■ Problem details: Your task is to copy the listing exactly. Drop any pictures from the copy.

--- Records ---

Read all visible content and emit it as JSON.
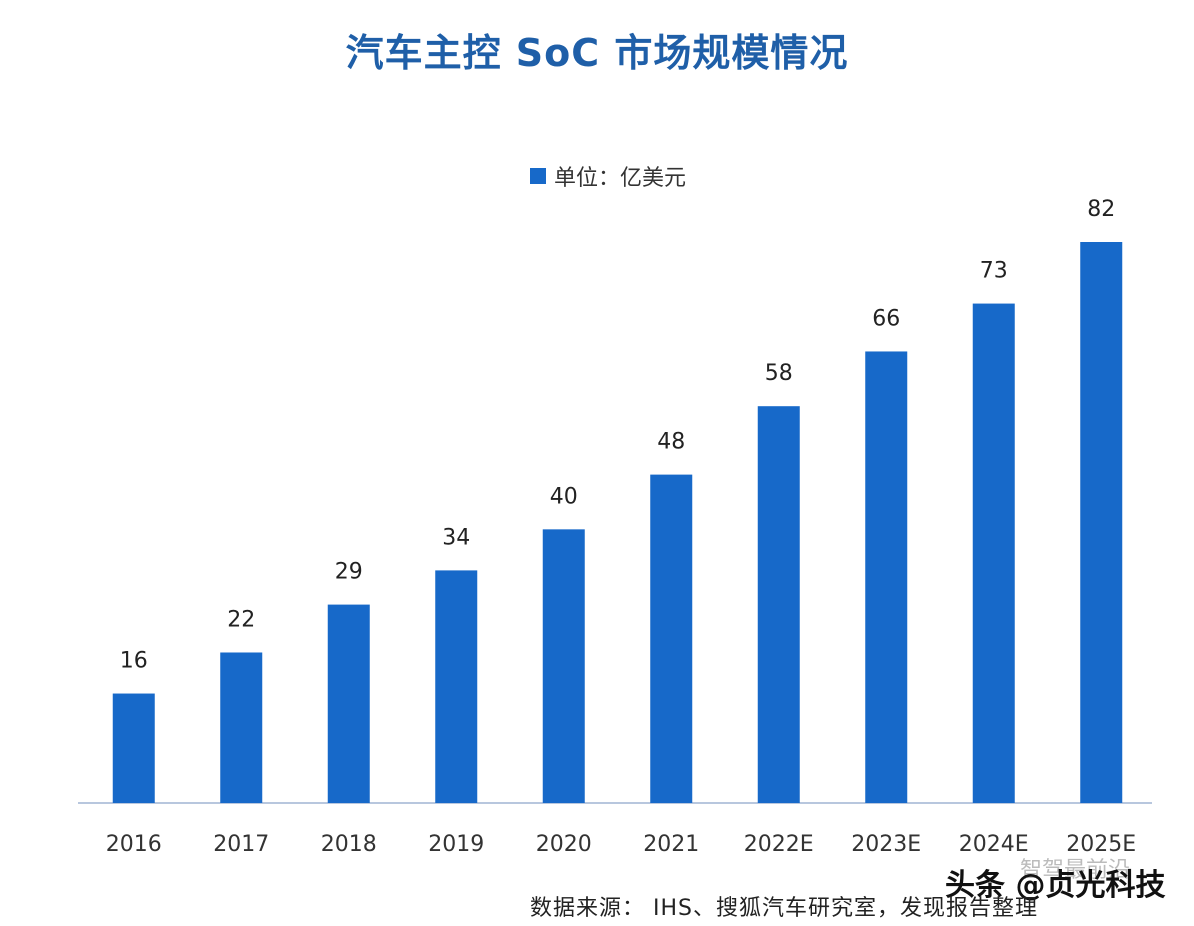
{
  "chart_data": {
    "type": "bar",
    "title": "汽车主控 SoC 市场规模情况",
    "legend": "单位：亿美元",
    "categories": [
      "2016",
      "2017",
      "2018",
      "2019",
      "2020",
      "2021",
      "2022E",
      "2023E",
      "2024E",
      "2025E"
    ],
    "values": [
      16,
      22,
      29,
      34,
      40,
      48,
      58,
      66,
      73,
      82
    ],
    "ylim": [
      0,
      82
    ],
    "grid": false,
    "legend_position": "top-center",
    "bar_color": "#1769c9",
    "axis_color": "#b8c7de"
  },
  "source": "数据来源： IHS、搜狐汽车研究室，发现报告整理",
  "watermark": "头条 @贞光科技",
  "watermark_faint": "智驾最前沿"
}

---

■ Complete output:
Read all visible content and emit it as JSON.
{
  "chart_data": {
    "type": "bar",
    "title": "汽车主控 SoC 市场规模情况",
    "legend": "单位：亿美元",
    "categories": [
      "2016",
      "2017",
      "2018",
      "2019",
      "2020",
      "2021",
      "2022E",
      "2023E",
      "2024E",
      "2025E"
    ],
    "values": [
      16,
      22,
      29,
      34,
      40,
      48,
      58,
      66,
      73,
      82
    ],
    "ylim": [
      0,
      82
    ],
    "grid": false,
    "legend_position": "top-center",
    "bar_color": "#1769c9",
    "axis_color": "#b8c7de"
  },
  "source": "数据来源： IHS、搜狐汽车研究室，发现报告整理",
  "watermark": "头条 @贞光科技",
  "watermark_faint": "智驾最前沿"
}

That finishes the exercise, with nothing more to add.